>> Begin

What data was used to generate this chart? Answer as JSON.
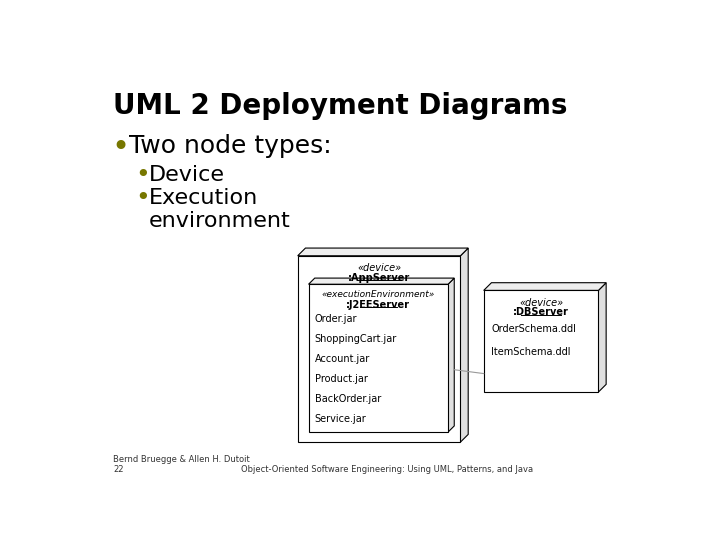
{
  "title": "UML 2 Deployment Diagrams",
  "bullet1": "Two node types:",
  "bullet2a": "Device",
  "bullet2b": "Execution\nenvironment",
  "footer_left": "Bernd Bruegge & Allen H. Dutoit\n22",
  "footer_right": "Object-Oriented Software Engineering: Using UML, Patterns, and Java",
  "appserver_stereotype": "«device»",
  "appserver_name": ":AppServer",
  "j2ee_stereotype": "«executionEnvironment»",
  "j2ee_name": ":J2EEServer",
  "j2ee_items": [
    "Order.jar",
    "ShoppingCart.jar",
    "Account.jar",
    "Product.jar",
    "BackOrder.jar",
    "Service.jar"
  ],
  "dbserver_stereotype": "«device»",
  "dbserver_name": ":DBServer",
  "dbserver_items": [
    "OrderSchema.ddl",
    "ItemSchema.ddl"
  ],
  "bg_color": "#ffffff",
  "box_face": "#ffffff",
  "box_edge": "#000000",
  "side_face": "#e0e0e0",
  "top_face": "#eeeeee",
  "title_fontsize": 20,
  "bullet_fontsize": 18,
  "sub_bullet_fontsize": 16,
  "diagram_fontsize": 7,
  "footer_fontsize": 6,
  "bullet_color": "#777700"
}
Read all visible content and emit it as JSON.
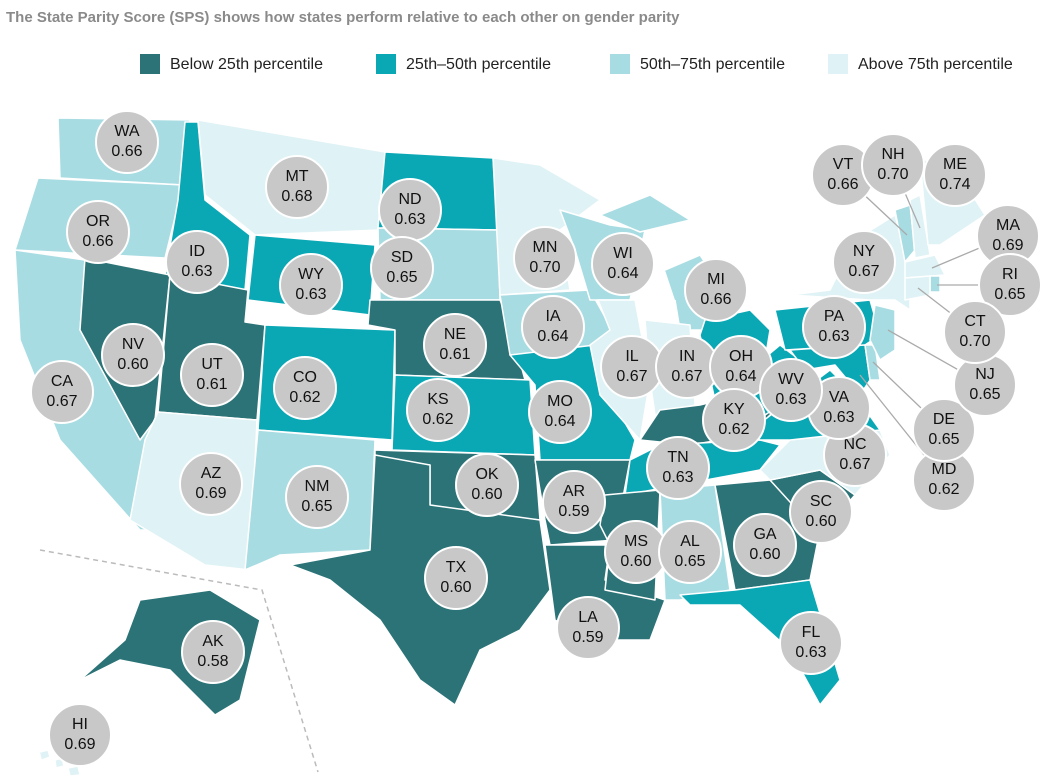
{
  "title": "The State Parity Score (SPS) shows how states perform relative to each other on gender parity",
  "legend": [
    {
      "label": "Below 25th percentile",
      "color": "#2b7377"
    },
    {
      "label": "25th–50th percentile",
      "color": "#0aa7b5"
    },
    {
      "label": "50th–75th percentile",
      "color": "#a7dce2"
    },
    {
      "label": "Above 75th percentile",
      "color": "#dff2f5"
    }
  ],
  "states": [
    {
      "abbr": "WA",
      "score": 0.66,
      "color": "#a7dce2"
    },
    {
      "abbr": "OR",
      "score": 0.66,
      "color": "#a7dce2"
    },
    {
      "abbr": "CA",
      "score": 0.67,
      "color": "#a7dce2"
    },
    {
      "abbr": "ID",
      "score": 0.63,
      "color": "#0aa7b5"
    },
    {
      "abbr": "NV",
      "score": 0.6,
      "score_label": "0.60",
      "color": "#2b7377"
    },
    {
      "abbr": "MT",
      "score": 0.68,
      "color": "#dff2f5"
    },
    {
      "abbr": "WY",
      "score": 0.63,
      "color": "#0aa7b5"
    },
    {
      "abbr": "UT",
      "score": 0.61,
      "color": "#2b7377"
    },
    {
      "abbr": "AZ",
      "score": 0.69,
      "color": "#dff2f5"
    },
    {
      "abbr": "CO",
      "score": 0.62,
      "color": "#0aa7b5"
    },
    {
      "abbr": "NM",
      "score": 0.65,
      "color": "#a7dce2"
    },
    {
      "abbr": "ND",
      "score": 0.63,
      "color": "#0aa7b5"
    },
    {
      "abbr": "SD",
      "score": 0.65,
      "color": "#a7dce2"
    },
    {
      "abbr": "NE",
      "score": 0.61,
      "color": "#2b7377"
    },
    {
      "abbr": "KS",
      "score": 0.62,
      "color": "#0aa7b5"
    },
    {
      "abbr": "OK",
      "score": 0.6,
      "score_label": "0.60",
      "color": "#2b7377"
    },
    {
      "abbr": "TX",
      "score": 0.6,
      "score_label": "0.60",
      "color": "#2b7377"
    },
    {
      "abbr": "MN",
      "score": 0.7,
      "score_label": "0.70",
      "color": "#dff2f5"
    },
    {
      "abbr": "IA",
      "score": 0.64,
      "color": "#a7dce2"
    },
    {
      "abbr": "MO",
      "score": 0.64,
      "color": "#0aa7b5"
    },
    {
      "abbr": "AR",
      "score": 0.59,
      "color": "#2b7377"
    },
    {
      "abbr": "LA",
      "score": 0.59,
      "color": "#2b7377"
    },
    {
      "abbr": "WI",
      "score": 0.64,
      "color": "#a7dce2"
    },
    {
      "abbr": "IL",
      "score": 0.67,
      "color": "#dff2f5"
    },
    {
      "abbr": "MI",
      "score": 0.66,
      "color": "#a7dce2"
    },
    {
      "abbr": "IN",
      "score": 0.67,
      "color": "#dff2f5"
    },
    {
      "abbr": "OH",
      "score": 0.64,
      "color": "#0aa7b5"
    },
    {
      "abbr": "KY",
      "score": 0.62,
      "color": "#2b7377"
    },
    {
      "abbr": "TN",
      "score": 0.63,
      "color": "#0aa7b5"
    },
    {
      "abbr": "MS",
      "score": 0.6,
      "score_label": "0.60",
      "color": "#2b7377"
    },
    {
      "abbr": "AL",
      "score": 0.65,
      "color": "#a7dce2"
    },
    {
      "abbr": "GA",
      "score": 0.6,
      "score_label": "0.60",
      "color": "#2b7377"
    },
    {
      "abbr": "FL",
      "score": 0.63,
      "color": "#0aa7b5"
    },
    {
      "abbr": "SC",
      "score": 0.6,
      "score_label": "0.60",
      "color": "#2b7377"
    },
    {
      "abbr": "NC",
      "score": 0.67,
      "color": "#dff2f5"
    },
    {
      "abbr": "VA",
      "score": 0.63,
      "color": "#0aa7b5"
    },
    {
      "abbr": "WV",
      "score": 0.63,
      "color": "#0aa7b5"
    },
    {
      "abbr": "PA",
      "score": 0.63,
      "color": "#0aa7b5"
    },
    {
      "abbr": "NY",
      "score": 0.67,
      "color": "#dff2f5"
    },
    {
      "abbr": "MD",
      "score": 0.62,
      "color": "#0aa7b5"
    },
    {
      "abbr": "DE",
      "score": 0.65,
      "color": "#a7dce2"
    },
    {
      "abbr": "NJ",
      "score": 0.65,
      "color": "#a7dce2"
    },
    {
      "abbr": "VT",
      "score": 0.66,
      "color": "#a7dce2"
    },
    {
      "abbr": "NH",
      "score": 0.7,
      "score_label": "0.70",
      "color": "#dff2f5"
    },
    {
      "abbr": "ME",
      "score": 0.74,
      "color": "#dff2f5"
    },
    {
      "abbr": "MA",
      "score": 0.69,
      "color": "#dff2f5"
    },
    {
      "abbr": "RI",
      "score": 0.65,
      "color": "#a7dce2"
    },
    {
      "abbr": "CT",
      "score": 0.7,
      "score_label": "0.70",
      "color": "#dff2f5"
    },
    {
      "abbr": "AK",
      "score": 0.58,
      "color": "#2b7377"
    },
    {
      "abbr": "HI",
      "score": 0.69,
      "color": "#dff2f5"
    }
  ]
}
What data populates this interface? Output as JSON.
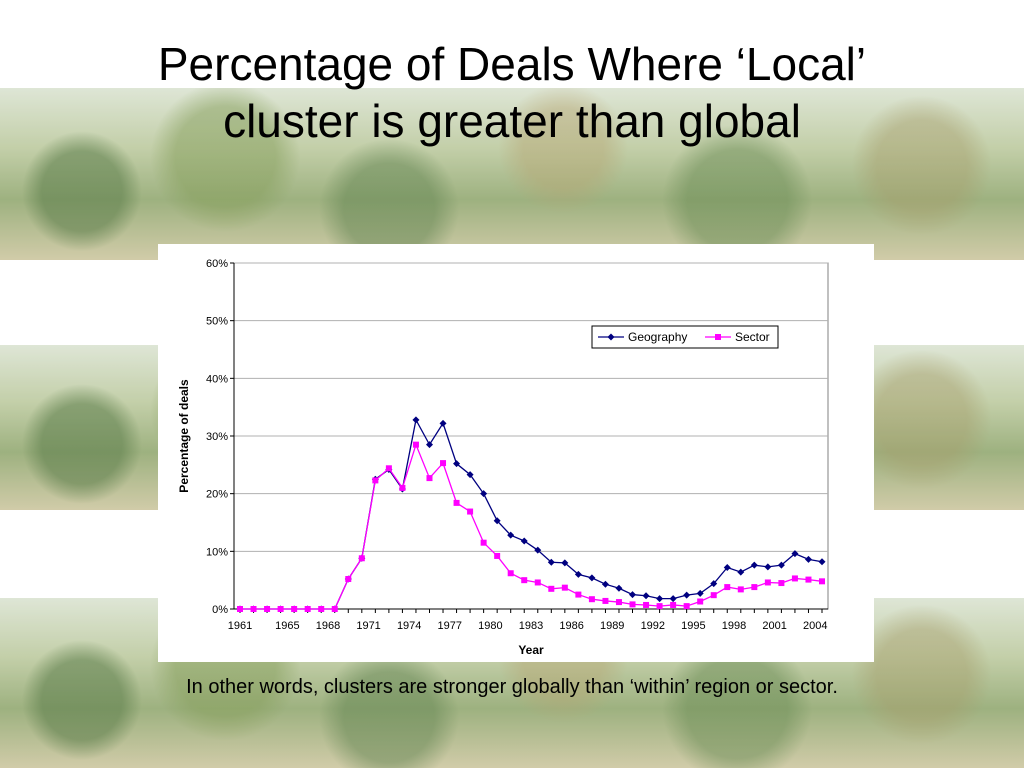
{
  "slide": {
    "title_line1": "Percentage of Deals Where ‘Local’",
    "title_line2": "cluster is greater than global",
    "caption": "In other words, clusters are stronger globally than ‘within’ region or sector."
  },
  "chart_data": {
    "type": "line",
    "xlabel": "Year",
    "ylabel": "Percentage of deals",
    "x": [
      1961,
      1962,
      1963,
      1964,
      1965,
      1966,
      1967,
      1968,
      1969,
      1970,
      1971,
      1972,
      1973,
      1974,
      1975,
      1976,
      1977,
      1978,
      1979,
      1980,
      1981,
      1982,
      1983,
      1984,
      1985,
      1986,
      1987,
      1988,
      1989,
      1990,
      1991,
      1992,
      1993,
      1994,
      1995,
      1996,
      1997,
      1998,
      1999,
      2000,
      2001,
      2002,
      2003,
      2004
    ],
    "x_tick_labels": [
      "1961",
      "1965",
      "1968",
      "1971",
      "1974",
      "1977",
      "1980",
      "1983",
      "1986",
      "1989",
      "1992",
      "1995",
      "1998",
      "2001",
      "2004"
    ],
    "x_tick_values": [
      1961,
      1964.5,
      1967.5,
      1970.5,
      1973.5,
      1976.5,
      1979.5,
      1982.5,
      1985.5,
      1988.5,
      1991.5,
      1994.5,
      1997.5,
      2000.5,
      2003.5
    ],
    "ylim": [
      0,
      60
    ],
    "y_ticks": [
      0,
      10,
      20,
      30,
      40,
      50,
      60
    ],
    "y_tick_labels": [
      "0%",
      "10%",
      "20%",
      "30%",
      "40%",
      "50%",
      "60%"
    ],
    "grid": true,
    "legend_position": "upper-right",
    "series": [
      {
        "name": "Geography",
        "color": "#000080",
        "marker": "diamond",
        "values": [
          0,
          0,
          0,
          0,
          0,
          0,
          0,
          0,
          5.2,
          8.8,
          22.5,
          24.2,
          20.8,
          32.8,
          28.5,
          32.2,
          25.2,
          23.3,
          20.0,
          15.3,
          12.8,
          11.8,
          10.2,
          8.1,
          8.0,
          6.0,
          5.4,
          4.3,
          3.6,
          2.5,
          2.3,
          1.8,
          1.8,
          2.4,
          2.7,
          4.4,
          7.2,
          6.4,
          7.6,
          7.3,
          7.6,
          9.6,
          8.6,
          8.2
        ]
      },
      {
        "name": "Sector",
        "color": "#FF00FF",
        "marker": "square",
        "values": [
          0,
          0,
          0,
          0,
          0,
          0,
          0,
          0,
          5.2,
          8.8,
          22.3,
          24.4,
          21.0,
          28.5,
          22.7,
          25.3,
          18.4,
          16.9,
          11.5,
          9.2,
          6.2,
          5.0,
          4.6,
          3.5,
          3.7,
          2.5,
          1.7,
          1.4,
          1.2,
          0.8,
          0.7,
          0.5,
          0.7,
          0.5,
          1.3,
          2.4,
          3.8,
          3.4,
          3.8,
          4.6,
          4.5,
          5.3,
          5.1,
          4.8
        ]
      }
    ]
  }
}
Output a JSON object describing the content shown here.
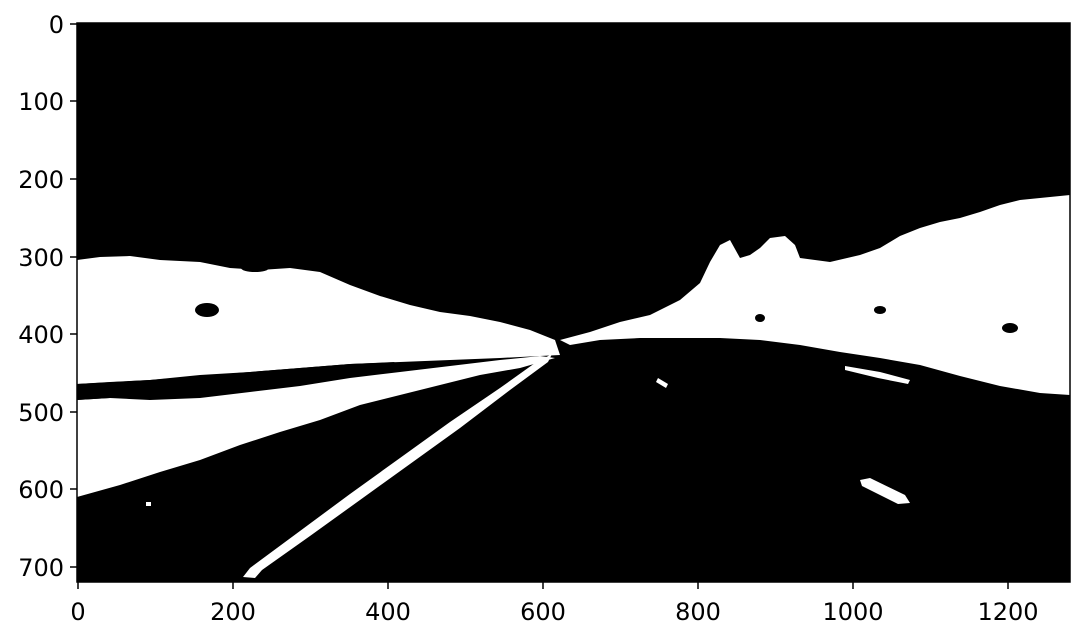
{
  "image": {
    "description_colors": {
      "background": "#000000",
      "mask": "#ffffff",
      "frame": "#000000"
    },
    "axes": {
      "x_ticks": [
        "0",
        "200",
        "400",
        "600",
        "800",
        "1000",
        "1200"
      ],
      "y_ticks": [
        "0",
        "100",
        "200",
        "300",
        "400",
        "500",
        "600",
        "700"
      ],
      "xlim": [
        0,
        1280
      ],
      "ylim": [
        720,
        0
      ]
    }
  }
}
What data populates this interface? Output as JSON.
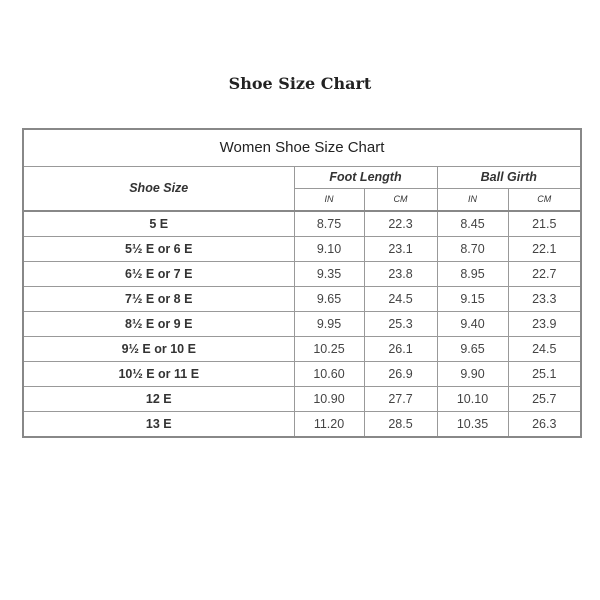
{
  "page_title": "Shoe Size Chart",
  "table": {
    "caption": "Women Shoe Size Chart",
    "headers": {
      "shoe_size": "Shoe Size",
      "foot_length": "Foot Length",
      "ball_girth": "Ball Girth",
      "in": "IN",
      "cm": "CM"
    },
    "rows": [
      [
        "5 E",
        "8.75",
        "22.3",
        "8.45",
        "21.5"
      ],
      [
        "5½ E or 6 E",
        "9.10",
        "23.1",
        "8.70",
        "22.1"
      ],
      [
        "6½ E or 7 E",
        "9.35",
        "23.8",
        "8.95",
        "22.7"
      ],
      [
        "7½ E or 8 E",
        "9.65",
        "24.5",
        "9.15",
        "23.3"
      ],
      [
        "8½ E or 9 E",
        "9.95",
        "25.3",
        "9.40",
        "23.9"
      ],
      [
        "9½ E or 10 E",
        "10.25",
        "26.1",
        "9.65",
        "24.5"
      ],
      [
        "10½ E or 11 E",
        "10.60",
        "26.9",
        "9.90",
        "25.1"
      ],
      [
        "12 E",
        "10.90",
        "27.7",
        "10.10",
        "25.7"
      ],
      [
        "13 E",
        "11.20",
        "28.5",
        "10.35",
        "26.3"
      ]
    ]
  }
}
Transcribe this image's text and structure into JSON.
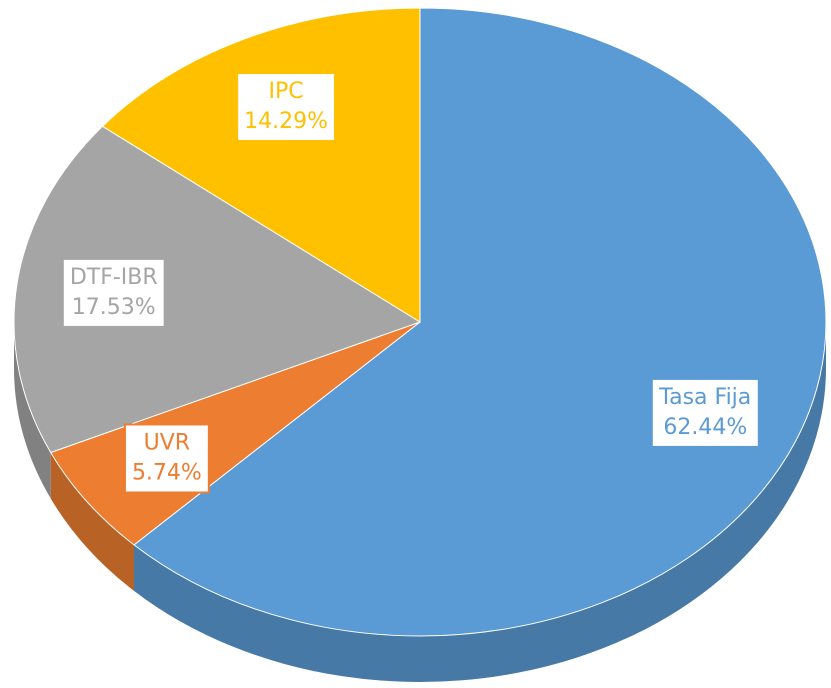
{
  "chart_data": {
    "type": "pie",
    "categories": [
      "Tasa Fija",
      "UVR",
      "DTF-IBR",
      "IPC"
    ],
    "values": [
      62.44,
      5.74,
      17.53,
      14.29
    ],
    "value_labels": [
      "62.44%",
      "5.74%",
      "17.53%",
      "14.29%"
    ],
    "colors": [
      "#5b9bd5",
      "#ed7d31",
      "#a5a5a5",
      "#ffc000"
    ]
  }
}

>> End

Above are the records; copy every line in them that holds the word "image".

COMPLETE OUTPUT
  "image": {
Transcribe this image's text and structure into JSON.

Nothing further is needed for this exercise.